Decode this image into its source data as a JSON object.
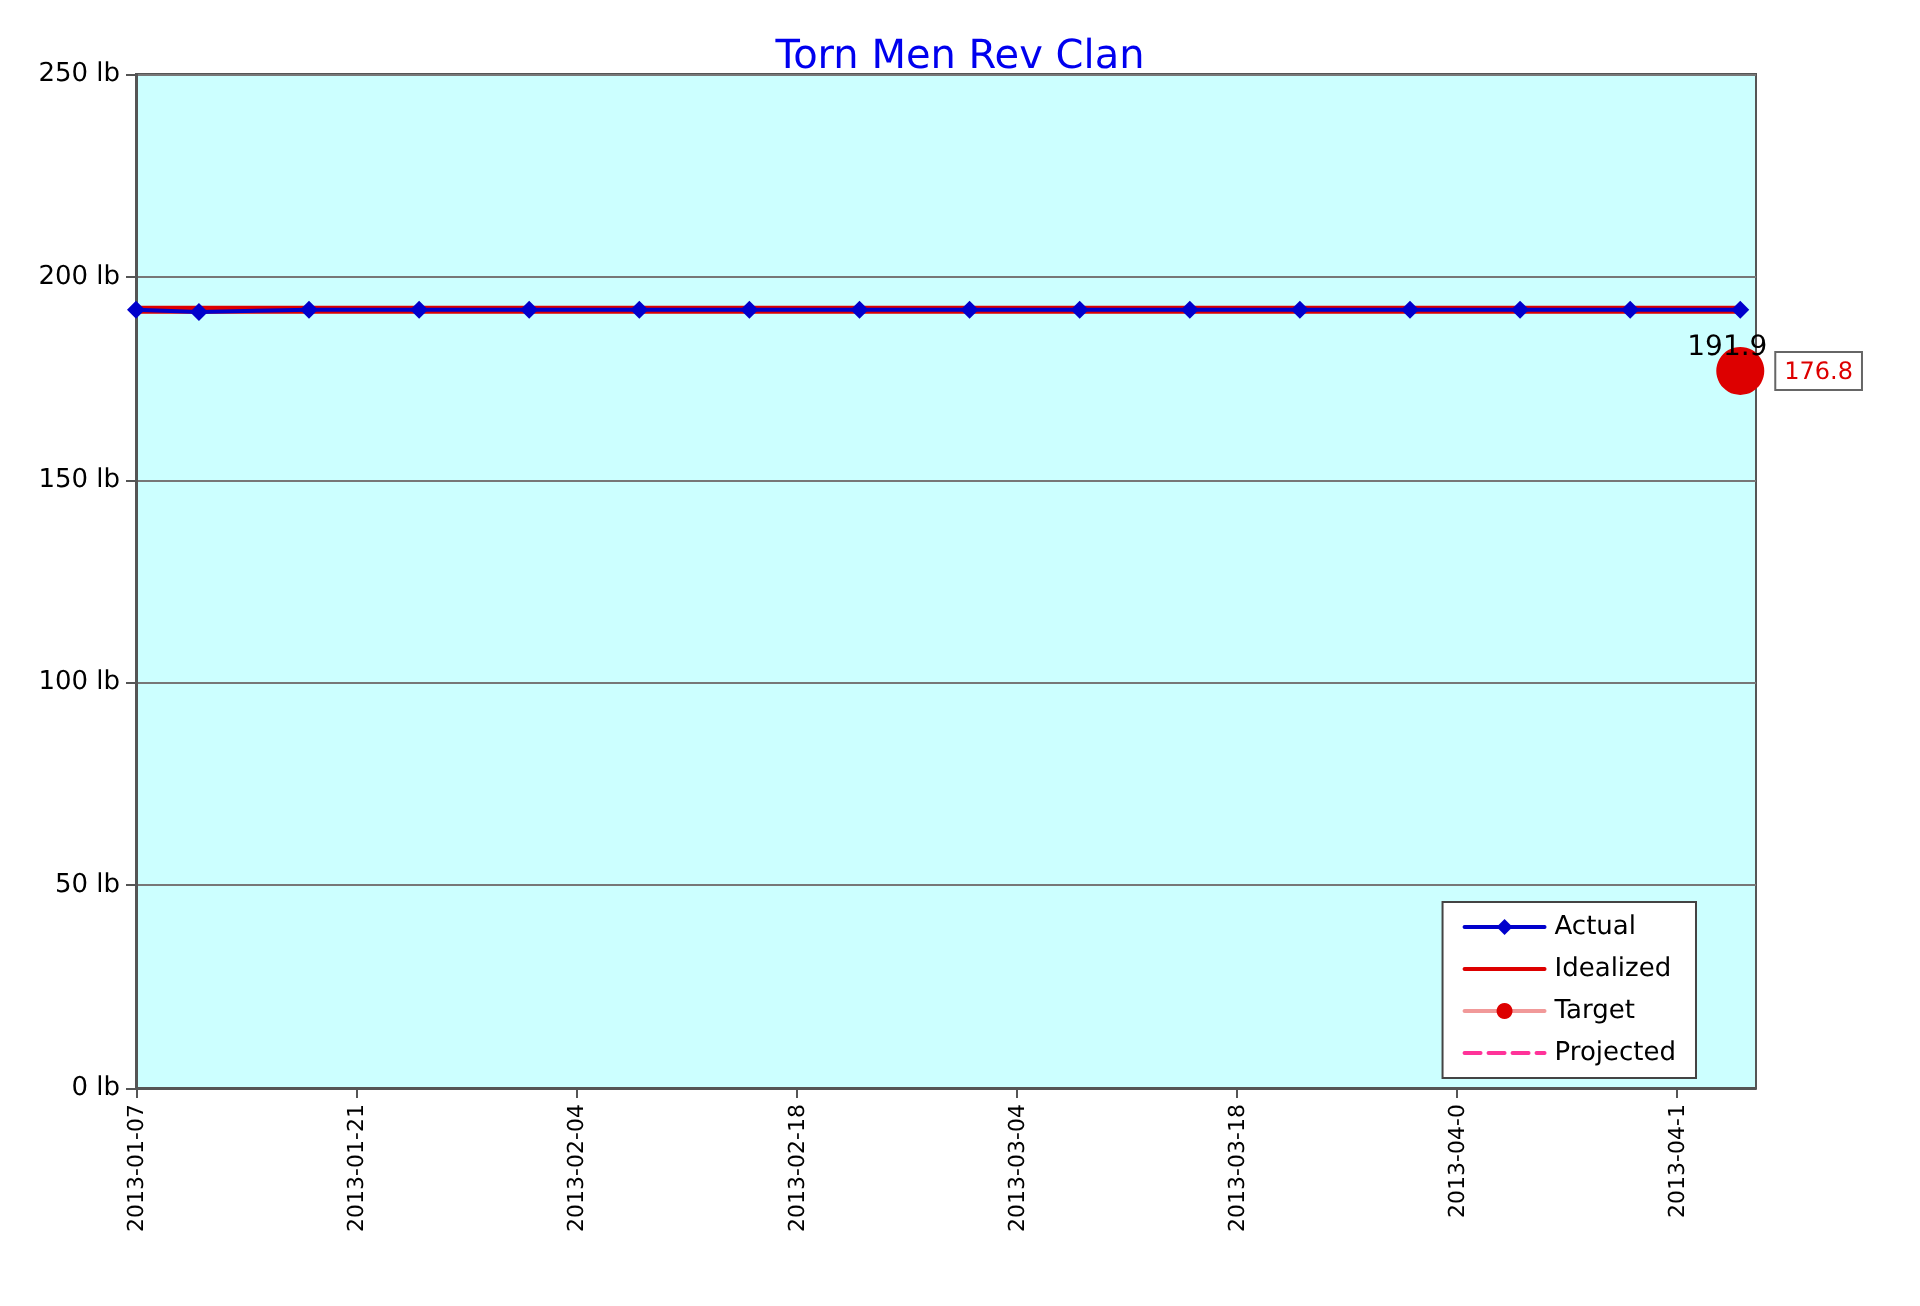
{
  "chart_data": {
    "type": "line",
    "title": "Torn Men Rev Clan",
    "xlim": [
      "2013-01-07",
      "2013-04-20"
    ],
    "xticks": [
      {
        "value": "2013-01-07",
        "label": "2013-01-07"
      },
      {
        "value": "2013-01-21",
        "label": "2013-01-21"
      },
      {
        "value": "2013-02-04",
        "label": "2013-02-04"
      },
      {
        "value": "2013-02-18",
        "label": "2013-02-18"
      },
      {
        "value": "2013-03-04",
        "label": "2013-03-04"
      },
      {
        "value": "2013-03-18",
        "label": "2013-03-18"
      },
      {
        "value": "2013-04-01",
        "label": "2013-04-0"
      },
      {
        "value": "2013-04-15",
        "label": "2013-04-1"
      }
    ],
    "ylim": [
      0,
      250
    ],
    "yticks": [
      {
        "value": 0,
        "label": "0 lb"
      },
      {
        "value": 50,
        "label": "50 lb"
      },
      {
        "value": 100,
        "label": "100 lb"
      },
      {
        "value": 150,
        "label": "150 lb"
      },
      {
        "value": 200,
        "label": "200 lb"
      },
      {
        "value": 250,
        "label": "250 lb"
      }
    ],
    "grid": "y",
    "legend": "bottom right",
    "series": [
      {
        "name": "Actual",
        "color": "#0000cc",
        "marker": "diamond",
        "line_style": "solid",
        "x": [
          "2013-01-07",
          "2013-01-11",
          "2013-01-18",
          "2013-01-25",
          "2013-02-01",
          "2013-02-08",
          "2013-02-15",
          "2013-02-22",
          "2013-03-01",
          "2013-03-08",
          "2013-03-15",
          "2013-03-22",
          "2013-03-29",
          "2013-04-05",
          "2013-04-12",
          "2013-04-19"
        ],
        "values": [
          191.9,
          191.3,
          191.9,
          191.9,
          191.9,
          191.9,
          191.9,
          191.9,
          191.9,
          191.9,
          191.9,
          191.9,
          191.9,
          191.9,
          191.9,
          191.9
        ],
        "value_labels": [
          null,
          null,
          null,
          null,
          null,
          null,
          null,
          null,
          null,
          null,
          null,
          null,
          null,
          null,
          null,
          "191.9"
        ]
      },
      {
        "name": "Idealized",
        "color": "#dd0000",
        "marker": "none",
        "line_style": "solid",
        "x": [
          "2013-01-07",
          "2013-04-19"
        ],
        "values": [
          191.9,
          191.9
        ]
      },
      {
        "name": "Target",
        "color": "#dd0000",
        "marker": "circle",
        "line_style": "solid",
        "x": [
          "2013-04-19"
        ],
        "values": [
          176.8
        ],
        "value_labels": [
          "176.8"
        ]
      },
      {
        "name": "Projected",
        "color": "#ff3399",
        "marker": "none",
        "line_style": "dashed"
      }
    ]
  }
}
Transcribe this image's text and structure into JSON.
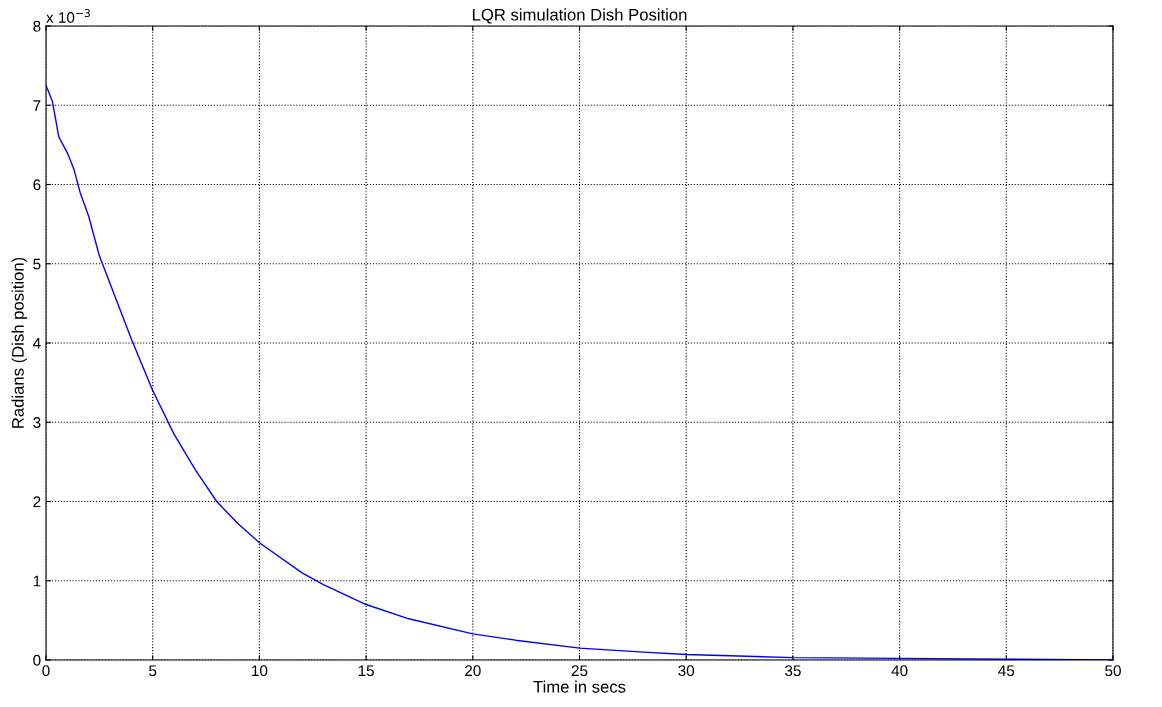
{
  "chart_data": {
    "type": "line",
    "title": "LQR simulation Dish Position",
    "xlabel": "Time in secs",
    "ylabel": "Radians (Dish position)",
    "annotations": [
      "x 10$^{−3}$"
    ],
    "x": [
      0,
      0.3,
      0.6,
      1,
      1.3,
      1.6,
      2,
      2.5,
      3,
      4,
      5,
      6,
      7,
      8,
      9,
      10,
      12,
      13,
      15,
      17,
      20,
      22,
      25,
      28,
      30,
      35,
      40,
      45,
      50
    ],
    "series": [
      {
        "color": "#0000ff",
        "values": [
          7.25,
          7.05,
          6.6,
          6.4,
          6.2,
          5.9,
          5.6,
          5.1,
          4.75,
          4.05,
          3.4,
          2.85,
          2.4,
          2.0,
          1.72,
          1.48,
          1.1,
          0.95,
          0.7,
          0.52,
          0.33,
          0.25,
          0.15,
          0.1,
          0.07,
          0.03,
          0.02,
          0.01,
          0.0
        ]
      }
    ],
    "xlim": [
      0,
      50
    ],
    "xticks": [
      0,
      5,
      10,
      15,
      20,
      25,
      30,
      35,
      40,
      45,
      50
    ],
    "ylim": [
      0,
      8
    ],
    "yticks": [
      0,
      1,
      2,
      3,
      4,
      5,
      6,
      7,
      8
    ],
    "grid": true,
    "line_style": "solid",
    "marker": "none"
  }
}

————

■ **Stated task**
Without the pictures, transcribe the listing above exactly.

■ **Solution to the exercise**
Decode this image into its source data as a JSON object.
{
  "chart_data": {
    "type": "line",
    "title": "Torn Men Rev Clan",
    "xlim": [
      "2013-01-07",
      "2013-04-20"
    ],
    "xticks": [
      {
        "value": "2013-01-07",
        "label": "2013-01-07"
      },
      {
        "value": "2013-01-21",
        "label": "2013-01-21"
      },
      {
        "value": "2013-02-04",
        "label": "2013-02-04"
      },
      {
        "value": "2013-02-18",
        "label": "2013-02-18"
      },
      {
        "value": "2013-03-04",
        "label": "2013-03-04"
      },
      {
        "value": "2013-03-18",
        "label": "2013-03-18"
      },
      {
        "value": "2013-04-01",
        "label": "2013-04-0"
      },
      {
        "value": "2013-04-15",
        "label": "2013-04-1"
      }
    ],
    "ylim": [
      0,
      250
    ],
    "yticks": [
      {
        "value": 0,
        "label": "0 lb"
      },
      {
        "value": 50,
        "label": "50 lb"
      },
      {
        "value": 100,
        "label": "100 lb"
      },
      {
        "value": 150,
        "label": "150 lb"
      },
      {
        "value": 200,
        "label": "200 lb"
      },
      {
        "value": 250,
        "label": "250 lb"
      }
    ],
    "grid": "y",
    "legend": "bottom right",
    "series": [
      {
        "name": "Actual",
        "color": "#0000cc",
        "marker": "diamond",
        "line_style": "solid",
        "x": [
          "2013-01-07",
          "2013-01-11",
          "2013-01-18",
          "2013-01-25",
          "2013-02-01",
          "2013-02-08",
          "2013-02-15",
          "2013-02-22",
          "2013-03-01",
          "2013-03-08",
          "2013-03-15",
          "2013-03-22",
          "2013-03-29",
          "2013-04-05",
          "2013-04-12",
          "2013-04-19"
        ],
        "values": [
          191.9,
          191.3,
          191.9,
          191.9,
          191.9,
          191.9,
          191.9,
          191.9,
          191.9,
          191.9,
          191.9,
          191.9,
          191.9,
          191.9,
          191.9,
          191.9
        ],
        "value_labels": [
          null,
          null,
          null,
          null,
          null,
          null,
          null,
          null,
          null,
          null,
          null,
          null,
          null,
          null,
          null,
          "191.9"
        ]
      },
      {
        "name": "Idealized",
        "color": "#dd0000",
        "marker": "none",
        "line_style": "solid",
        "x": [
          "2013-01-07",
          "2013-04-19"
        ],
        "values": [
          191.9,
          191.9
        ]
      },
      {
        "name": "Target",
        "color": "#dd0000",
        "marker": "circle",
        "line_style": "solid",
        "x": [
          "2013-04-19"
        ],
        "values": [
          176.8
        ],
        "value_labels": [
          "176.8"
        ]
      },
      {
        "name": "Projected",
        "color": "#ff3399",
        "marker": "none",
        "line_style": "dashed"
      }
    ]
  }
}
Transcribe this image's text and structure into JSON.
{
  "chart_data": {
    "type": "line",
    "title": "LQR simulation Dish Position",
    "xlabel": "Time in secs",
    "ylabel": "Radians (Dish position)",
    "annotations": [
      "x 10$^{−3}$"
    ],
    "x": [
      0,
      0.3,
      0.6,
      1,
      1.3,
      1.6,
      2,
      2.5,
      3,
      4,
      5,
      6,
      7,
      8,
      9,
      10,
      12,
      13,
      15,
      17,
      20,
      22,
      25,
      28,
      30,
      35,
      40,
      45,
      50
    ],
    "series": [
      {
        "color": "#0000ff",
        "values": [
          7.25,
          7.05,
          6.6,
          6.4,
          6.2,
          5.9,
          5.6,
          5.1,
          4.75,
          4.05,
          3.4,
          2.85,
          2.4,
          2.0,
          1.72,
          1.48,
          1.1,
          0.95,
          0.7,
          0.52,
          0.33,
          0.25,
          0.15,
          0.1,
          0.07,
          0.03,
          0.02,
          0.01,
          0.0
        ]
      }
    ],
    "xlim": [
      0,
      50
    ],
    "xticks": [
      0,
      5,
      10,
      15,
      20,
      25,
      30,
      35,
      40,
      45,
      50
    ],
    "ylim": [
      0,
      8
    ],
    "yticks": [
      0,
      1,
      2,
      3,
      4,
      5,
      6,
      7,
      8
    ],
    "grid": true,
    "line_style": "solid",
    "marker": "none"
  }
}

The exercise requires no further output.